**To be done**
Read the listing and extract each line that includes the word "stock".

--- Begin Supplied records ---

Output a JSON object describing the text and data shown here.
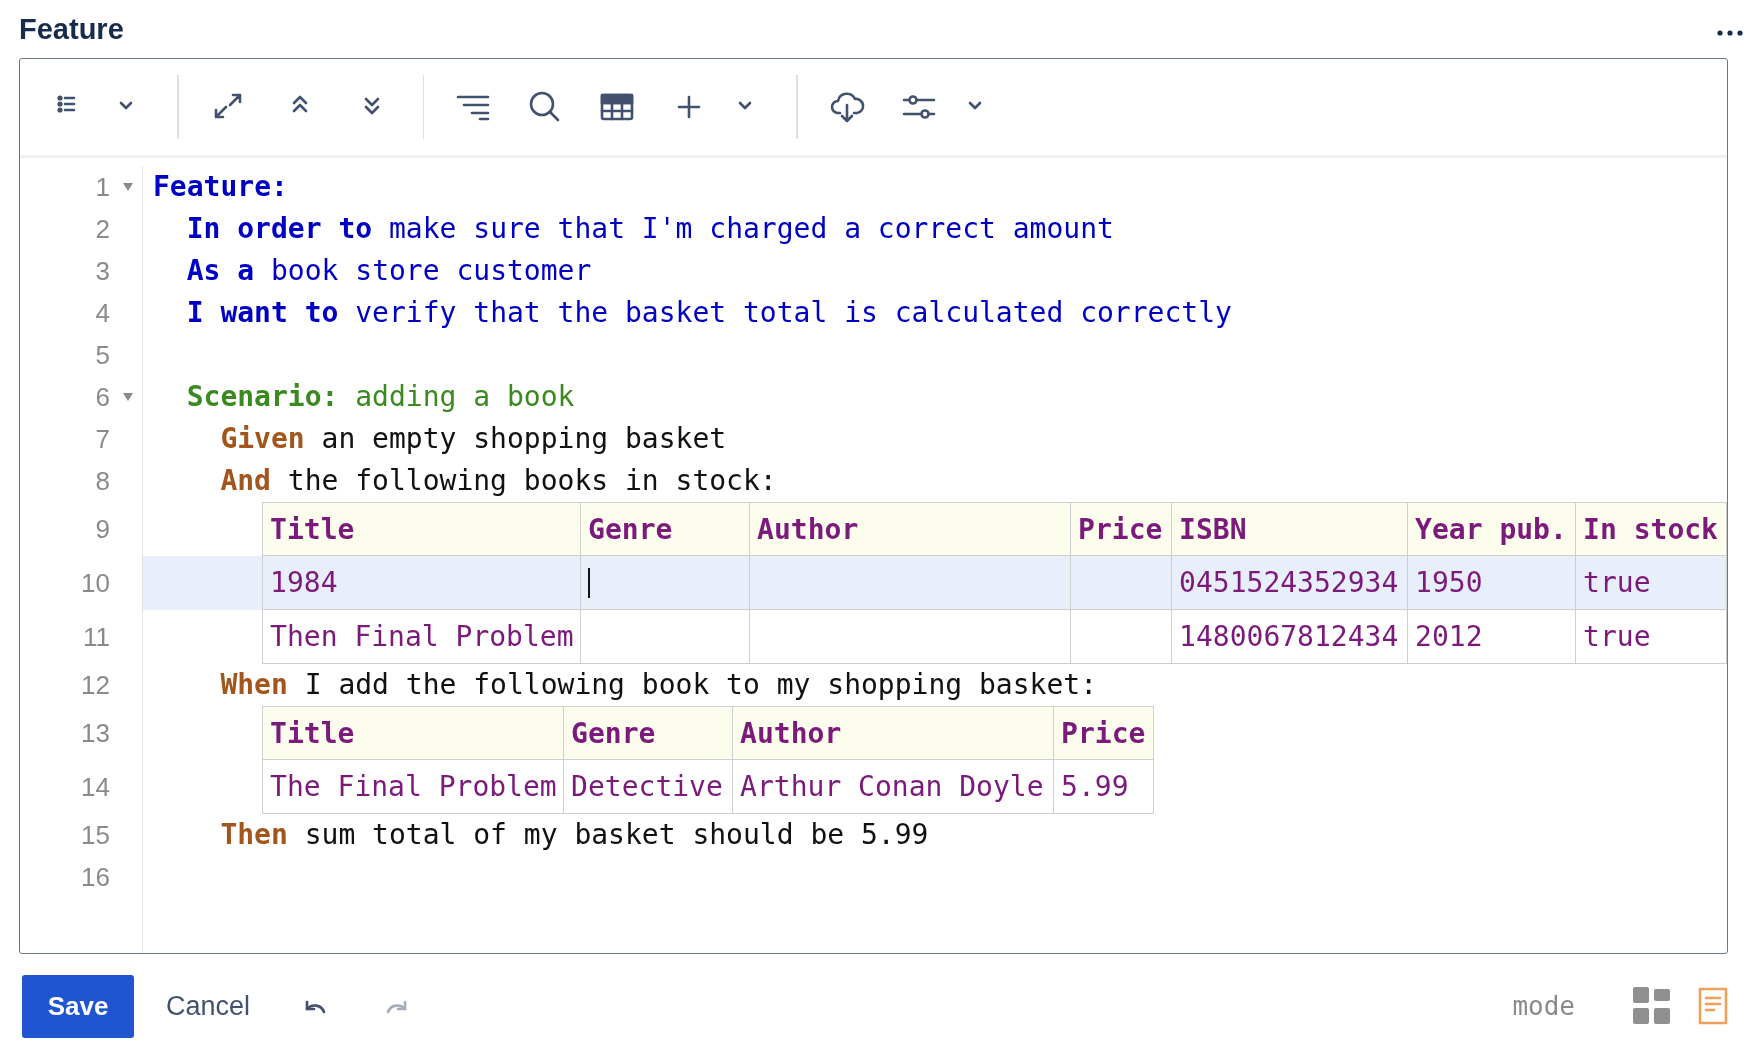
{
  "title": "Feature",
  "editor": {
    "lines": [
      {
        "number": "1",
        "kind": "feature",
        "expanded": true,
        "tokens": [
          {
            "kind": "keyword",
            "text": "Feature:"
          }
        ],
        "children": [
          {
            "number": "2",
            "kind": "feature",
            "tokens": [
              {
                "kind": "keyword",
                "text": "In order to"
              },
              {
                "kind": "text",
                "text": "make sure that I'm charged a correct amount"
              }
            ]
          },
          {
            "number": "3",
            "kind": "feature",
            "tokens": [
              {
                "kind": "keyword",
                "text": "As a"
              },
              {
                "kind": "text",
                "text": "book store customer"
              }
            ]
          },
          {
            "number": "4",
            "kind": "feature",
            "tokens": [
              {
                "kind": "keyword",
                "text": "I want to"
              },
              {
                "kind": "text",
                "text": "verify that the basket total is calculated correctly"
              }
            ]
          },
          {
            "number": "5",
            "kind": "blank"
          },
          {
            "number": "6",
            "kind": "scenario",
            "expanded": true,
            "tokens": [
              {
                "kind": "keyword",
                "text": "Scenario:"
              },
              {
                "kind": "text",
                "text": "adding a book"
              }
            ],
            "children": [
              {
                "number": "7",
                "kind": "step",
                "tokens": [
                  {
                    "kind": "keyword",
                    "text": "Given"
                  },
                  {
                    "kind": "text",
                    "text": "an empty shopping basket"
                  }
                ]
              },
              {
                "number": "8",
                "kind": "step",
                "tokens": [
                  {
                    "kind": "keyword",
                    "text": "And"
                  },
                  {
                    "kind": "text",
                    "text": "the following books in stock:"
                  }
                ],
                "table": {
                  "header": {
                    "number": "9",
                    "cells": [
                      "Title",
                      "Genre",
                      "Author",
                      "Price",
                      "ISBN",
                      "Year pub.",
                      "In stock"
                    ]
                  },
                  "rows": [
                    {
                      "number": "10",
                      "selected": true,
                      "cells": [
                        {
                          "text": "1984",
                          "caret": false
                        },
                        {
                          "caret": true
                        },
                        {
                          "caret": false
                        },
                        {
                          "caret": false
                        },
                        {
                          "text": "0451524352934",
                          "caret": false
                        },
                        {
                          "text": "1950",
                          "caret": false
                        },
                        {
                          "text": "true",
                          "caret": false
                        }
                      ]
                    },
                    {
                      "number": "11",
                      "selected": false,
                      "cells": [
                        {
                          "text": "Then Final Problem",
                          "caret": false
                        },
                        {
                          "caret": false
                        },
                        {
                          "caret": false
                        },
                        {
                          "caret": false
                        },
                        {
                          "text": "1480067812434",
                          "caret": false
                        },
                        {
                          "text": "2012",
                          "caret": false
                        },
                        {
                          "text": "true",
                          "caret": false
                        }
                      ]
                    }
                  ]
                }
              },
              {
                "number": "12",
                "kind": "step",
                "tokens": [
                  {
                    "kind": "keyword",
                    "text": "When"
                  },
                  {
                    "kind": "text",
                    "text": "I add the following book to my shopping basket:"
                  }
                ],
                "table": {
                  "header": {
                    "number": "13",
                    "cells": [
                      "Title",
                      "Genre",
                      "Author",
                      "Price"
                    ]
                  },
                  "rows": [
                    {
                      "number": "14",
                      "selected": false,
                      "cells": [
                        {
                          "text": "The Final Problem",
                          "caret": false
                        },
                        {
                          "text": "Detective",
                          "caret": false
                        },
                        {
                          "text": "Arthur Conan Doyle",
                          "caret": false
                        },
                        {
                          "text": "5.99",
                          "caret": false
                        }
                      ]
                    }
                  ]
                }
              },
              {
                "number": "15",
                "kind": "step",
                "tokens": [
                  {
                    "kind": "keyword",
                    "text": "Then"
                  },
                  {
                    "kind": "text",
                    "text": "sum total of my basket should be 5.99"
                  }
                ]
              }
            ]
          }
        ]
      },
      {
        "number": "16",
        "kind": "blank"
      }
    ]
  },
  "footer": {
    "save": "Save",
    "cancel": "Cancel",
    "history": [
      {
        "kind": "undo",
        "disabled": false
      },
      {
        "kind": "redo",
        "disabled": true
      }
    ],
    "mode_label": "mode",
    "modes": [
      {
        "kind": "grid",
        "selected": false
      },
      {
        "kind": "document",
        "selected": true
      }
    ]
  }
}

--- End Supplied records ---

**Written solution**
                    "text": "the following books in stock:"
                      "In stock"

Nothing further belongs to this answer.